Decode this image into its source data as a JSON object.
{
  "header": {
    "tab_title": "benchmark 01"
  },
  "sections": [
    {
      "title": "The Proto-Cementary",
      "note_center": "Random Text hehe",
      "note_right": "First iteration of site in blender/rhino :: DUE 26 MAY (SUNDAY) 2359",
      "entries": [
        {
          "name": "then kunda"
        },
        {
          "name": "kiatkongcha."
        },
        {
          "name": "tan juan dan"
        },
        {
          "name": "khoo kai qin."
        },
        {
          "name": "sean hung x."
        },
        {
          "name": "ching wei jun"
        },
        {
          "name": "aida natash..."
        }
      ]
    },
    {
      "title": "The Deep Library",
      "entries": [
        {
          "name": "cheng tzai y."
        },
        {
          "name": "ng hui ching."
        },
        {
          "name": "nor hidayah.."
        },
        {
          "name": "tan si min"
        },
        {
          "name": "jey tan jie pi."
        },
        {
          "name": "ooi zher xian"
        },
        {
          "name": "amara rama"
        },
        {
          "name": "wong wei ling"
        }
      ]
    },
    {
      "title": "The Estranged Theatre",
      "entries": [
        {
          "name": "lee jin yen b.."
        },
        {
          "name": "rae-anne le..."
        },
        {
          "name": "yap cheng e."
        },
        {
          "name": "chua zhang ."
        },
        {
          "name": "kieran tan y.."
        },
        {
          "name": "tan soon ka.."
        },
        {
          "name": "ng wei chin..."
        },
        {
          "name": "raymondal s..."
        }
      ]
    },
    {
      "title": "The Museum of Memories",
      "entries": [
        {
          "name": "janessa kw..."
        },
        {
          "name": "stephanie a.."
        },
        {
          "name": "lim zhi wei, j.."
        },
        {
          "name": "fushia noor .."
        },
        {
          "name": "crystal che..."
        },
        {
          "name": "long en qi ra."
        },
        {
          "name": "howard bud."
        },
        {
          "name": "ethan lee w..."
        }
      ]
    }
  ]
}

[Exercise instructions] All of the data must be returned exactly.

[Answer below]
Decode this image into its source data as a JSON object.
{
  "header": {
    "tab_title": "benchmark 01"
  },
  "sections": [
    {
      "title": "The Proto-Cementary",
      "note_center": "Random Text hehe",
      "note_right": "First iteration of site in blender/rhino :: DUE 26 MAY (SUNDAY) 2359",
      "entries": [
        {
          "name": "then kunda"
        },
        {
          "name": "kiatkongcha."
        },
        {
          "name": "tan juan dan"
        },
        {
          "name": "khoo kai qin."
        },
        {
          "name": "sean hung x."
        },
        {
          "name": "ching wei jun"
        },
        {
          "name": "aida natash..."
        }
      ]
    },
    {
      "title": "The Deep Library",
      "entries": [
        {
          "name": "cheng tzai y."
        },
        {
          "name": "ng hui ching."
        },
        {
          "name": "nor hidayah.."
        },
        {
          "name": "tan si min"
        },
        {
          "name": "jey tan jie pi."
        },
        {
          "name": "ooi zher xian"
        },
        {
          "name": "amara rama"
        },
        {
          "name": "wong wei ling"
        }
      ]
    },
    {
      "title": "The Estranged Theatre",
      "entries": [
        {
          "name": "lee jin yen b.."
        },
        {
          "name": "rae-anne le..."
        },
        {
          "name": "yap cheng e."
        },
        {
          "name": "chua zhang ."
        },
        {
          "name": "kieran tan y.."
        },
        {
          "name": "tan soon ka.."
        },
        {
          "name": "ng wei chin..."
        },
        {
          "name": "raymondal s..."
        }
      ]
    },
    {
      "title": "The Museum of Memories",
      "entries": [
        {
          "name": "janessa kw..."
        },
        {
          "name": "stephanie a.."
        },
        {
          "name": "lim zhi wei, j.."
        },
        {
          "name": "fushia noor .."
        },
        {
          "name": "crystal che..."
        },
        {
          "name": "long en qi ra."
        },
        {
          "name": "howard bud."
        },
        {
          "name": "ethan lee w..."
        }
      ]
    }
  ]
}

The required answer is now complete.